**Exercise directions:**
Look for the word "this" in the entries below, then copy every line that has it.
···
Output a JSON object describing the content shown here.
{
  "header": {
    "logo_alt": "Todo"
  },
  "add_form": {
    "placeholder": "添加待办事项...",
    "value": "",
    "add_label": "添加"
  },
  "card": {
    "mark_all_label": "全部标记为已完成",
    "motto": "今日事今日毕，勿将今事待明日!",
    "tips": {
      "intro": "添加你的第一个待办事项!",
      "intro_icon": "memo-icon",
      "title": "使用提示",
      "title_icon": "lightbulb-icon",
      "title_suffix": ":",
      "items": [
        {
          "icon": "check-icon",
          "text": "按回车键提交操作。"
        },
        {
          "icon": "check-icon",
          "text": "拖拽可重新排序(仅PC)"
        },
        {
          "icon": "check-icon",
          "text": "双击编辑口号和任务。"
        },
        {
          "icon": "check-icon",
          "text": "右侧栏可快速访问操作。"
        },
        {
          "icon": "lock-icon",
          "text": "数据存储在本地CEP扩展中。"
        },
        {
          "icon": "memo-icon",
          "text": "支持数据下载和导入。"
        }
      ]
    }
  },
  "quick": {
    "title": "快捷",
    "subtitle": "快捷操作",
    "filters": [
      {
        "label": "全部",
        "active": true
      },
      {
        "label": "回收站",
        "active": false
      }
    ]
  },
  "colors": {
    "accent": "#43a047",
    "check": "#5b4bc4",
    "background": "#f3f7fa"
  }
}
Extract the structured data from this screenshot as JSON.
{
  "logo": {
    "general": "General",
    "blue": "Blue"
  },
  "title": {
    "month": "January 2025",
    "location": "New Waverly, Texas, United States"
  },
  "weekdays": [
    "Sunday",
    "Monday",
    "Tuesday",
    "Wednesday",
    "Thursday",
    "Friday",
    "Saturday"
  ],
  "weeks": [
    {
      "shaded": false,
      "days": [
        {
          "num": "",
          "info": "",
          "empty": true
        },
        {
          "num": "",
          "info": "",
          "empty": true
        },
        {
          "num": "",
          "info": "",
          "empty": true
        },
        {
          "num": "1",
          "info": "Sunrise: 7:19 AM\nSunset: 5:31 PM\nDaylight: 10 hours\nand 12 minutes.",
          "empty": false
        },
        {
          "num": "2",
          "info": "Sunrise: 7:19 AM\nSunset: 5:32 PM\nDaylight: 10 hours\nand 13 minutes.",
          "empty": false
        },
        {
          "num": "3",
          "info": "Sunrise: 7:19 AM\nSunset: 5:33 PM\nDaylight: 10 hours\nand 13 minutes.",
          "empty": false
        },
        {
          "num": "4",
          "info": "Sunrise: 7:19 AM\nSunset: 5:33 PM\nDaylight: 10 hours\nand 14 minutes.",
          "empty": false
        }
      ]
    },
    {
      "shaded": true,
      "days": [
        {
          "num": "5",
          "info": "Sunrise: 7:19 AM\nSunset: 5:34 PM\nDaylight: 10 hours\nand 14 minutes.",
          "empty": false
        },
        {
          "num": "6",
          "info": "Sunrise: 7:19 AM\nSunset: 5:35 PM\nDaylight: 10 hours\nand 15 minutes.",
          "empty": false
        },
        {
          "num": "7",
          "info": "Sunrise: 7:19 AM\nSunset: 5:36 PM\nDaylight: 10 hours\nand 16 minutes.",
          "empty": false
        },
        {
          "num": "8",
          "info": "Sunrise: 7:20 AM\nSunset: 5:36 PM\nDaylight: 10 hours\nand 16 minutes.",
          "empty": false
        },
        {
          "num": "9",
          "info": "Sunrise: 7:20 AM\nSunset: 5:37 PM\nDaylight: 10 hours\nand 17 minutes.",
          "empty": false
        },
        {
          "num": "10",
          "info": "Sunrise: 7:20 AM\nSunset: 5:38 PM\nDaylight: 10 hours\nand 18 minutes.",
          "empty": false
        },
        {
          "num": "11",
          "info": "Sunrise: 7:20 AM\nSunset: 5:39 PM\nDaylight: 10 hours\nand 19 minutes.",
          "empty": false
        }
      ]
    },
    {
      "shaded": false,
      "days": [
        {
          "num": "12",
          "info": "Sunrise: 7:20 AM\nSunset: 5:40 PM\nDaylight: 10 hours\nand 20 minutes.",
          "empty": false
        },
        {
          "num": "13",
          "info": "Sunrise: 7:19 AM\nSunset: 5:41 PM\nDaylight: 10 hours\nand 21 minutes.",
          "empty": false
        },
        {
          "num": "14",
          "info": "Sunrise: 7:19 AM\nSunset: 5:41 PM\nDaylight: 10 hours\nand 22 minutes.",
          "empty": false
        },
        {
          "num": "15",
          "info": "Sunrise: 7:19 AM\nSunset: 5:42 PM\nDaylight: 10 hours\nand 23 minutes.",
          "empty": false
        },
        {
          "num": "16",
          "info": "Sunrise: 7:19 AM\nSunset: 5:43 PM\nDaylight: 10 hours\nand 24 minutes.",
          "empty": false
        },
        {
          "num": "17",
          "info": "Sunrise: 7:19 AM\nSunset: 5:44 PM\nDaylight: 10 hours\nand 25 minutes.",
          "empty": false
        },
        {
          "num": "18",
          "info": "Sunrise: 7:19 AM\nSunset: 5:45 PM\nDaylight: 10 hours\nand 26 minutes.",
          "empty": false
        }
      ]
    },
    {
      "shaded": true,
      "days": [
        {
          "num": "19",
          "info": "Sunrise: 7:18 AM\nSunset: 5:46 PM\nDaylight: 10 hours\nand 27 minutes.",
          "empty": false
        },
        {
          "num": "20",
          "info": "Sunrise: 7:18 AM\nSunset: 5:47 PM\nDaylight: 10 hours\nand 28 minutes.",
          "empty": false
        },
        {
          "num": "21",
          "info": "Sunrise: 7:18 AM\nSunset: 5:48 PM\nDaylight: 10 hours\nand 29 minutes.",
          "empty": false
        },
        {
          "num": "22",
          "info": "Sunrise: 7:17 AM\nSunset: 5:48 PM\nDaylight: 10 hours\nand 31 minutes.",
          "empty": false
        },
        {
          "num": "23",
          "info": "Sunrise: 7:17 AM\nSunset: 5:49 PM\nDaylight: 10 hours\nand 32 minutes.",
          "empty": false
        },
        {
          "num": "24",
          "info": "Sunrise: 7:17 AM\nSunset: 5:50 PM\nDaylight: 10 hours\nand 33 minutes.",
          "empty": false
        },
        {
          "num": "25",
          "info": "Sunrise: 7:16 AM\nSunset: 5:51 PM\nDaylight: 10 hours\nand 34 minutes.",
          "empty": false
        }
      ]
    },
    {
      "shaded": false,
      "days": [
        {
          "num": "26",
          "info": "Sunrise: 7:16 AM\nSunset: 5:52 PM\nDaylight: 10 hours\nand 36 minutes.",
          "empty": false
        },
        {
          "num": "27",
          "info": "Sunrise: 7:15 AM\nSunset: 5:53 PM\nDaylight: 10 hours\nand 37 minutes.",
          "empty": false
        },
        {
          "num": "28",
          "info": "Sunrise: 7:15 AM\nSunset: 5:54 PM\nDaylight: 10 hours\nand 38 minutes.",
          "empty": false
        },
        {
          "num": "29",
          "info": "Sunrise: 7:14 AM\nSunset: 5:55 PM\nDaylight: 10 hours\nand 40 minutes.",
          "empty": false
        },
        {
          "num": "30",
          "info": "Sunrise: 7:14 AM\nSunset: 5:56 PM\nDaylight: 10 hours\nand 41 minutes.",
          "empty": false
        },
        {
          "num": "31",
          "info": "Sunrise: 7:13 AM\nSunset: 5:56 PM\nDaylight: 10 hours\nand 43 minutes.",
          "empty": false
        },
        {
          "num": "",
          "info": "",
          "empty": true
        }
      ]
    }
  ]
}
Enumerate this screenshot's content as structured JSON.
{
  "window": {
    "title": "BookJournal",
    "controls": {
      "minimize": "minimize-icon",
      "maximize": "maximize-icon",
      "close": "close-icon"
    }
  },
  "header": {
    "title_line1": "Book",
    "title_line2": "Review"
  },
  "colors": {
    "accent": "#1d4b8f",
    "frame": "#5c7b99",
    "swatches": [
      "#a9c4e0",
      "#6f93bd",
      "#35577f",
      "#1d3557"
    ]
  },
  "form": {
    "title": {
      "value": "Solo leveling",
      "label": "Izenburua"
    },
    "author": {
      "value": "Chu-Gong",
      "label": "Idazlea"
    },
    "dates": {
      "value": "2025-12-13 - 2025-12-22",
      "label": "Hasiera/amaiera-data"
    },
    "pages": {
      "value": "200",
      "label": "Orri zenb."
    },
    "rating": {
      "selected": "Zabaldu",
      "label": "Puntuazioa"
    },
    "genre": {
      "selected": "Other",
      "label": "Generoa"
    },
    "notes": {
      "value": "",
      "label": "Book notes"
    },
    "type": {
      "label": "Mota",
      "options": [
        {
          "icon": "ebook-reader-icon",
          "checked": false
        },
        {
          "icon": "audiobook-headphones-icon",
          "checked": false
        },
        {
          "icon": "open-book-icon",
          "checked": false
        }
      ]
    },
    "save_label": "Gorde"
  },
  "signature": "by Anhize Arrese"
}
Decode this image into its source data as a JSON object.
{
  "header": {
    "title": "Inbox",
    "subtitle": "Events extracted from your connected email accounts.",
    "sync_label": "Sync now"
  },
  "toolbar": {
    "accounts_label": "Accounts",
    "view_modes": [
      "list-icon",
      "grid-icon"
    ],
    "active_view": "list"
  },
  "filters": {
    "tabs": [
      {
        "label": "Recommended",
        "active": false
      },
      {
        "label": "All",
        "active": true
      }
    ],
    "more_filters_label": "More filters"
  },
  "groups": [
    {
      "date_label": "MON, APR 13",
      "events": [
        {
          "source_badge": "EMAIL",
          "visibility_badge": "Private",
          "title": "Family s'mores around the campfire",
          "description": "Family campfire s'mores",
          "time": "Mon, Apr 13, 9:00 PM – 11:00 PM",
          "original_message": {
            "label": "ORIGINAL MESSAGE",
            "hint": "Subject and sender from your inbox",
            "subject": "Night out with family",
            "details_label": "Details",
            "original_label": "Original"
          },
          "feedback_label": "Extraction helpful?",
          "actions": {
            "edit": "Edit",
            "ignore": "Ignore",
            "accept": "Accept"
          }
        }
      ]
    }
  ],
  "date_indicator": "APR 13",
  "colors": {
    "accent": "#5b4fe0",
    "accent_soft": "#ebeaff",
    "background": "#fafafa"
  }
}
···
**Task result:**
Extract the structured data from this screenshot as JSON.
Enumerate this screenshot's content as structured JSON.
Decode this image into its source data as a JSON object.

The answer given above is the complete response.